SET TASK: Could you transcribe the material below exactly, without leaving out a single line?

INFORMATION GIVEN:
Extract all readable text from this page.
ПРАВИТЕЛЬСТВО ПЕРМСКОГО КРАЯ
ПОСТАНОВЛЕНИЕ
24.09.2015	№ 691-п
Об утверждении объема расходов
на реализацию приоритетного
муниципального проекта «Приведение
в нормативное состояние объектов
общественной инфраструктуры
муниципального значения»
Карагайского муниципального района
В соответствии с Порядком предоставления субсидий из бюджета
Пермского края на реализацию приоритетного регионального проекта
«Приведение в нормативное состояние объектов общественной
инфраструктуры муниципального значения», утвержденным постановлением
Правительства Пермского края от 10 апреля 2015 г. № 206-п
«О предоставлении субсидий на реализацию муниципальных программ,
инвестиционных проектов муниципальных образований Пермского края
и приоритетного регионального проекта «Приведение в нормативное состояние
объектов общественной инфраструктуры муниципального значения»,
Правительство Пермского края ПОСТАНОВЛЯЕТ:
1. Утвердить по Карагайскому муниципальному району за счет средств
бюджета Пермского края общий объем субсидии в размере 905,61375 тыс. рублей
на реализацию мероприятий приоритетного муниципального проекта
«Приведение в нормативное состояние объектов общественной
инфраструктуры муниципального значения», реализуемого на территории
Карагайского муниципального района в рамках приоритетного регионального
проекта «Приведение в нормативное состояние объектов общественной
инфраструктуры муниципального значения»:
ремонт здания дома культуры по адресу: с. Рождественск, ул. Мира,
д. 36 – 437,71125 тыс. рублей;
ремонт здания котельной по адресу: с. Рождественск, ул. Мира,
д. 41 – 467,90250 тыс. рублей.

EXERCISE SOLUTION:
Extract all readable text from this page.
ПРАВИТЕЛЬСТВО ПЕРМСКОГО КРАЯ
ПОСТАНОВЛЕНИЕ
24.09.2015	№ 691-п
Об утверждении объема расходов
на реализацию приоритетного
муниципального проекта «Приведение
в нормативное состояние объектов
общественной инфраструктуры
муниципального значения»
Карагайского муниципального района
В соответствии с Порядком предоставления субсидий из бюджета
Пермского края на реализацию приоритетного регионального проекта
«Приведение в нормативное состояние объектов общественной
инфраструктуры муниципального значения», утвержденным постановлением
Правительства Пермского края от 10 апреля 2015 г. № 206-п
«О предоставлении субсидий на реализацию муниципальных программ,
инвестиционных проектов муниципальных образований Пермского края
и приоритетного регионального проекта «Приведение в нормативное состояние
объектов общественной инфраструктуры муниципального значения»,
Правительство Пермского края ПОСТАНОВЛЯЕТ:
1. Утвердить по Карагайскому муниципальному району за счет средств
бюджета Пермского края общий объем субсидии в размере 905,61375 тыс. рублей
на реализацию мероприятий приоритетного муниципального проекта
«Приведение в нормативное состояние объектов общественной
инфраструктуры муниципального значения», реализуемого на территории
Карагайского муниципального района в рамках приоритетного регионального
проекта «Приведение в нормативное состояние объектов общественной
инфраструктуры муниципального значения»:
ремонт здания дома культуры по адресу: с. Рождественск, ул. Мира,
д. 36 – 437,71125 тыс. рублей;
ремонт здания котельной по адресу: с. Рождественск, ул. Мира,
д. 41 – 467,90250 тыс. рублей.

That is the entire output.